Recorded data
════════════════
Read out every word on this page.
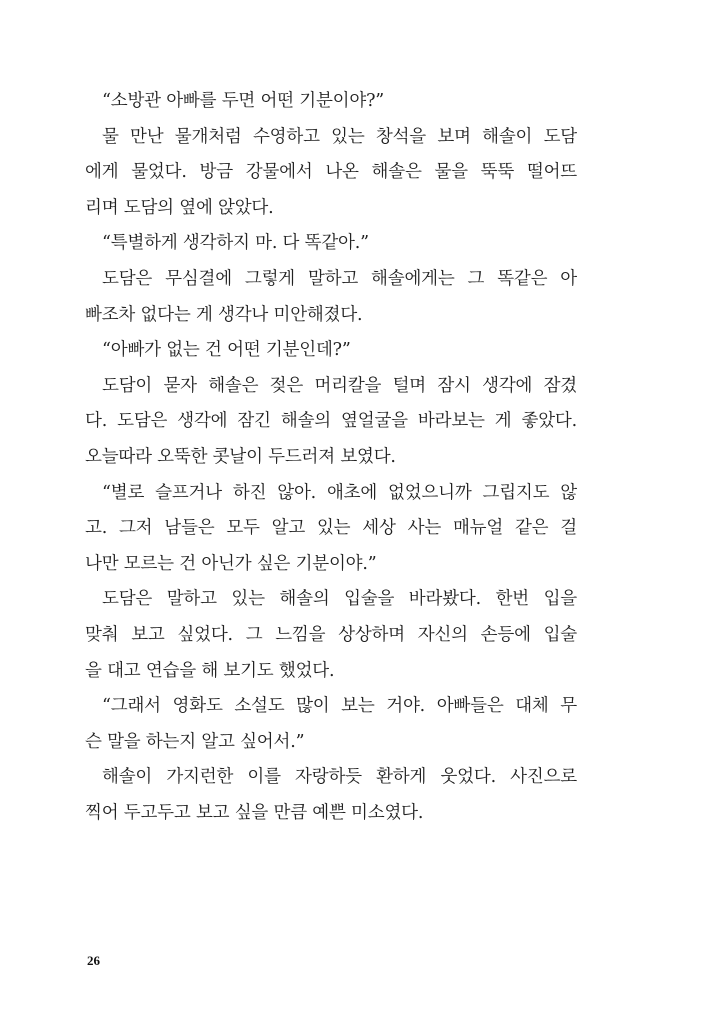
“소방관 아빠를 두면 어떤 기분이야?”
물 만난 물개처럼 수영하고 있는 창석을 보며 해솔이 도담
에게 물었다. 방금 강물에서 나온 해솔은 물을 뚝뚝 떨어뜨
리며 도담의 옆에 앉았다.
“특별하게 생각하지 마. 다 똑같아.”
도담은 무심결에 그렇게 말하고 해솔에게는 그 똑같은 아
빠조차 없다는 게 생각나 미안해졌다.
“아빠가 없는 건 어떤 기분인데?”
도담이 묻자 해솔은 젖은 머리칼을 털며 잠시 생각에 잠겼
다. 도담은 생각에 잠긴 해솔의 옆얼굴을 바라보는 게 좋았다.
오늘따라 오뚝한 콧날이 두드러져 보였다.
“별로 슬프거나 하진 않아. 애초에 없었으니까 그립지도 않
고. 그저 남들은 모두 알고 있는 세상 사는 매뉴얼 같은 걸
나만 모르는 건 아닌가 싶은 기분이야.”
도담은 말하고 있는 해솔의 입술을 바라봤다. 한번 입을
맞춰 보고 싶었다. 그 느낌을 상상하며 자신의 손등에 입술
을 대고 연습을 해 보기도 했었다.
“그래서 영화도 소설도 많이 보는 거야. 아빠들은 대체 무
슨 말을 하는지 알고 싶어서.”
해솔이 가지런한 이를 자랑하듯 환하게 웃었다. 사진으로
찍어 두고두고 보고 싶을 만큼 예쁜 미소였다.
26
════════════════
PROMPT - Leaving the pictures aside, transcribe the entire listing exactly.

RESULT OF THIS TASK -
Read out every word on this page.
“소방관 아빠를 두면 어떤 기분이야?”
물 만난 물개처럼 수영하고 있는 창석을 보며 해솔이 도담
에게 물었다. 방금 강물에서 나온 해솔은 물을 뚝뚝 떨어뜨
리며 도담의 옆에 앉았다.
“특별하게 생각하지 마. 다 똑같아.”
도담은 무심결에 그렇게 말하고 해솔에게는 그 똑같은 아
빠조차 없다는 게 생각나 미안해졌다.
“아빠가 없는 건 어떤 기분인데?”
도담이 묻자 해솔은 젖은 머리칼을 털며 잠시 생각에 잠겼
다. 도담은 생각에 잠긴 해솔의 옆얼굴을 바라보는 게 좋았다.
오늘따라 오뚝한 콧날이 두드러져 보였다.
“별로 슬프거나 하진 않아. 애초에 없었으니까 그립지도 않
고. 그저 남들은 모두 알고 있는 세상 사는 매뉴얼 같은 걸
나만 모르는 건 아닌가 싶은 기분이야.”
도담은 말하고 있는 해솔의 입술을 바라봤다. 한번 입을
맞춰 보고 싶었다. 그 느낌을 상상하며 자신의 손등에 입술
을 대고 연습을 해 보기도 했었다.
“그래서 영화도 소설도 많이 보는 거야. 아빠들은 대체 무
슨 말을 하는지 알고 싶어서.”
해솔이 가지런한 이를 자랑하듯 환하게 웃었다. 사진으로
찍어 두고두고 보고 싶을 만큼 예쁜 미소였다.
26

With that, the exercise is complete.